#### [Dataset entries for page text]
+++

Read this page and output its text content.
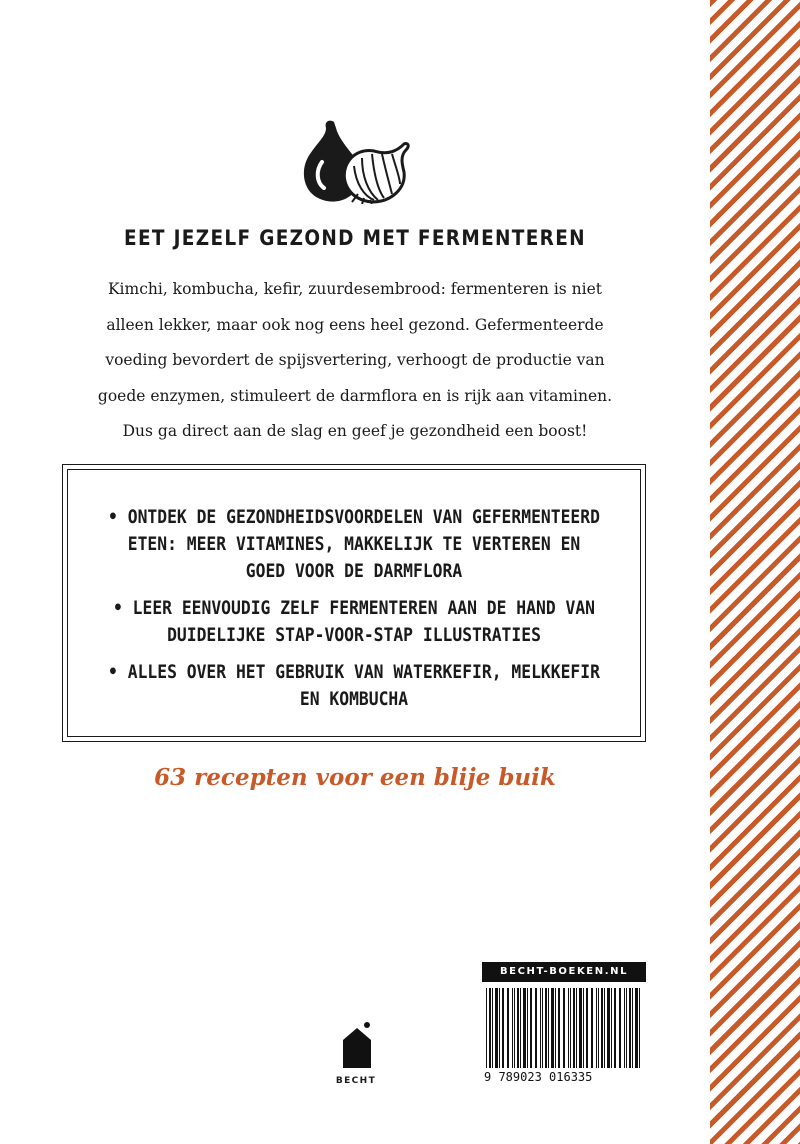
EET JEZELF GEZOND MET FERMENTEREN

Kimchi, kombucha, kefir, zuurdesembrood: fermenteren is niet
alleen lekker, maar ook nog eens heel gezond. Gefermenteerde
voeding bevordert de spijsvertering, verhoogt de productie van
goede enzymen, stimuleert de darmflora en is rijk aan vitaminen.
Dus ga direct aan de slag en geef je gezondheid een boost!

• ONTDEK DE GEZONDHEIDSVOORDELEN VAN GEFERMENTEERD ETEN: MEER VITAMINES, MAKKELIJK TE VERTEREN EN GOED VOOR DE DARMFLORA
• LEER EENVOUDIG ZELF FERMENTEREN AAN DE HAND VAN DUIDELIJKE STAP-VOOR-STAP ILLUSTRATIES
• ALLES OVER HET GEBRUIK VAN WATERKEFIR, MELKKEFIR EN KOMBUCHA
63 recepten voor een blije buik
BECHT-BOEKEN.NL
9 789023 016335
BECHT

+++

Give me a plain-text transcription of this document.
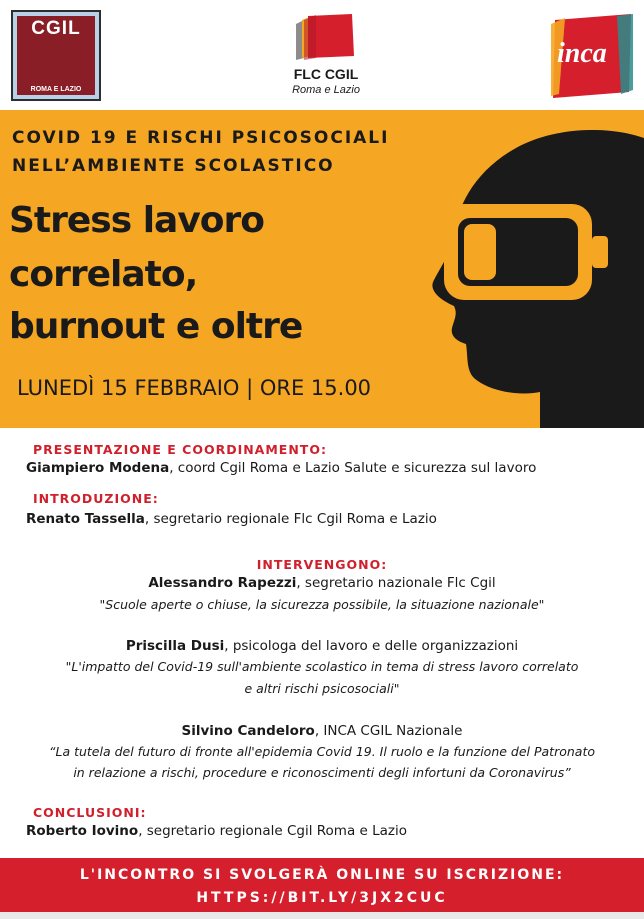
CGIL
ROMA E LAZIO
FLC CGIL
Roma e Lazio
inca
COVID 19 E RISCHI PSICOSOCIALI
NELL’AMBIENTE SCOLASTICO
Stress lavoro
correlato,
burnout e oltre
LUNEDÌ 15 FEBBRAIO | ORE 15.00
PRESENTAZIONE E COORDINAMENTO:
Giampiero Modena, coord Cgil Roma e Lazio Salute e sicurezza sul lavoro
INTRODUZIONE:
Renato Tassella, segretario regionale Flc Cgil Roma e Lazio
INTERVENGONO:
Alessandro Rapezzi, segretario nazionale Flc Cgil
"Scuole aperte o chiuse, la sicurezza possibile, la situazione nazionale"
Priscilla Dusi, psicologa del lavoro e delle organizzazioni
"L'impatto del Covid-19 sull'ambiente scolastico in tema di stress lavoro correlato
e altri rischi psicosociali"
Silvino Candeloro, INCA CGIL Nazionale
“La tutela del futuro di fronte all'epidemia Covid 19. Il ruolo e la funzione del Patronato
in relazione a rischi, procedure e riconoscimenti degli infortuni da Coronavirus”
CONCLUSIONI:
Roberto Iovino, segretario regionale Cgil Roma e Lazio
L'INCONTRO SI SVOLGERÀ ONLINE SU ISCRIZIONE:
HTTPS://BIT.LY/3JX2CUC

+++

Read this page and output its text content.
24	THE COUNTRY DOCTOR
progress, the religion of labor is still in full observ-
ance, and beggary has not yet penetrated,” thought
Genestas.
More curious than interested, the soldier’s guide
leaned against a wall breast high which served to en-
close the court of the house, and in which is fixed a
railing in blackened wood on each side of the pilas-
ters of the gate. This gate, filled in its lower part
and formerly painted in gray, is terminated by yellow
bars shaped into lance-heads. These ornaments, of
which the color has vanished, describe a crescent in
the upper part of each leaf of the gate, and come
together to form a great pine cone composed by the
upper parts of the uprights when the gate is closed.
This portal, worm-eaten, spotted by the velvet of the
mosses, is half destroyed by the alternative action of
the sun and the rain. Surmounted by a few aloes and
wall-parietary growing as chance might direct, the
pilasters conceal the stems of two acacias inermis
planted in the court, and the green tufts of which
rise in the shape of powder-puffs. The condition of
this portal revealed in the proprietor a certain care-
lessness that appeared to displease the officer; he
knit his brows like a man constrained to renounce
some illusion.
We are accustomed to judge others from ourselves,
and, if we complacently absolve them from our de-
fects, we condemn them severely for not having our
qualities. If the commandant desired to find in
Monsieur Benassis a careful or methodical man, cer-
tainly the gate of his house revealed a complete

+++

#### [About this task]
Search the records for the word "which" and return every line that holds it.

#### [Answer box]
leaned against a wall breast high which served to en-
close the court of the house, and in which is fixed a
which the color has vanished, describe a crescent in
planted in the court, and the green tufts of which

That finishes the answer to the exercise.